>> BEGIN
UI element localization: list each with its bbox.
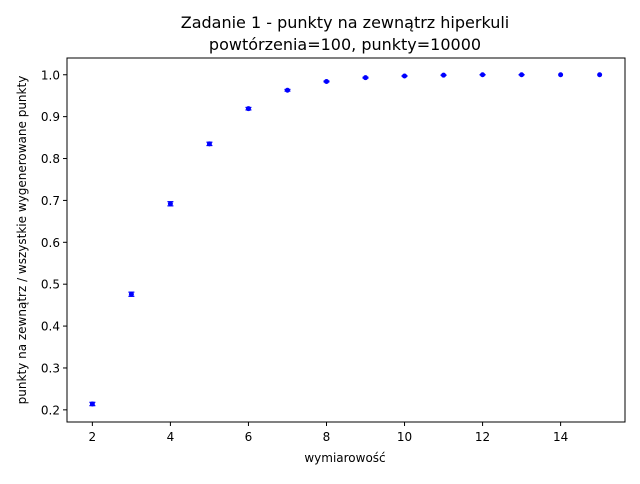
data-point: [441, 72, 447, 78]
y-tick-label: 0.3: [41, 361, 60, 375]
data-points: [89, 72, 603, 407]
y-tick-label: 0.5: [41, 278, 60, 292]
y-tick-label: 0.6: [41, 236, 60, 250]
x-tick-label: 6: [245, 430, 253, 444]
data-point: [167, 201, 173, 207]
data-point: [363, 75, 369, 81]
data-point: [206, 141, 212, 147]
plot-area-frame: [66, 57, 626, 423]
x-tick-label: 12: [475, 430, 490, 444]
data-point: [402, 73, 408, 79]
chart-title-line-2: powtórzenia=100, punkty=10000: [209, 35, 481, 54]
data-point: [480, 72, 486, 78]
x-tick-label: 2: [89, 430, 97, 444]
y-tick-label: 0.7: [41, 194, 60, 208]
data-point: [284, 87, 290, 93]
y-axis-label: punkty na zewnątrz / wszystkie wygenerow…: [15, 76, 29, 405]
y-tick-label: 0.2: [41, 403, 60, 417]
x-axis-ticks: 2 4 6 8 10 12 14: [89, 422, 568, 444]
x-tick-label: 4: [167, 430, 175, 444]
y-tick-label: 1.0: [41, 68, 60, 82]
y-axis-ticks: 0.2 0.3 0.4 0.5 0.6 0.7 0.8 0.9 1.0: [41, 68, 67, 417]
data-point: [519, 72, 525, 78]
data-point: [89, 401, 95, 407]
data-point: [245, 106, 251, 112]
data-point: [558, 72, 564, 78]
data-point: [597, 72, 603, 78]
x-axis-label: wymiarowość: [304, 451, 385, 465]
y-tick-label: 0.4: [41, 320, 60, 334]
data-point: [323, 78, 329, 84]
y-tick-label: 0.9: [41, 110, 60, 124]
y-tick-label: 0.8: [41, 152, 60, 166]
chart-title-line-1: Zadanie 1 - punkty na zewnątrz hiperkuli: [181, 13, 510, 32]
x-tick-label: 14: [553, 430, 568, 444]
data-point: [128, 291, 134, 297]
x-tick-label: 8: [323, 430, 331, 444]
x-tick-label: 10: [397, 430, 412, 444]
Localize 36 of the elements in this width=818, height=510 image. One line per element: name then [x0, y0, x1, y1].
>> END
- _Given task_
From the entries above, pull every line that contains the string "element" and copy each one unchanged.

- _Reply_
UI element localization: list each with its bbox.
Localize 36 of the elements in this width=818, height=510 image. One line per element: name then [x0, y0, x1, y1].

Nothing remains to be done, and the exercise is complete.